EXERCISE TASK - Copy each line below that includes "value".

STORED DATA -
** Begin **
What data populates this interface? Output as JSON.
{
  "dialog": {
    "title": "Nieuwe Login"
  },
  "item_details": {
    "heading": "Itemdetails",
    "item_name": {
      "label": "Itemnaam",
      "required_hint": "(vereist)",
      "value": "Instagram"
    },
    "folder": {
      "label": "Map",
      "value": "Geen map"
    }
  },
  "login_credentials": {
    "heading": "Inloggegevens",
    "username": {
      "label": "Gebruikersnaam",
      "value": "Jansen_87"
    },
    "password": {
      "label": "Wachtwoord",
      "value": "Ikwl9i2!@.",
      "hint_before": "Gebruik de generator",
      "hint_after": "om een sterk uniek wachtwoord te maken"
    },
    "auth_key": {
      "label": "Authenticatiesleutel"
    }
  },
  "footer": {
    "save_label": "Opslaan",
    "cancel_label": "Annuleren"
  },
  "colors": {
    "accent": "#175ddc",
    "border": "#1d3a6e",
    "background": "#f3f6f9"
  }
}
** End **
EXERCISE OUTPUT -
      "value": "Instagram"
      "value": "Geen map"
      "value": "Jansen_87"
      "value": "Ikwl9i2!@.",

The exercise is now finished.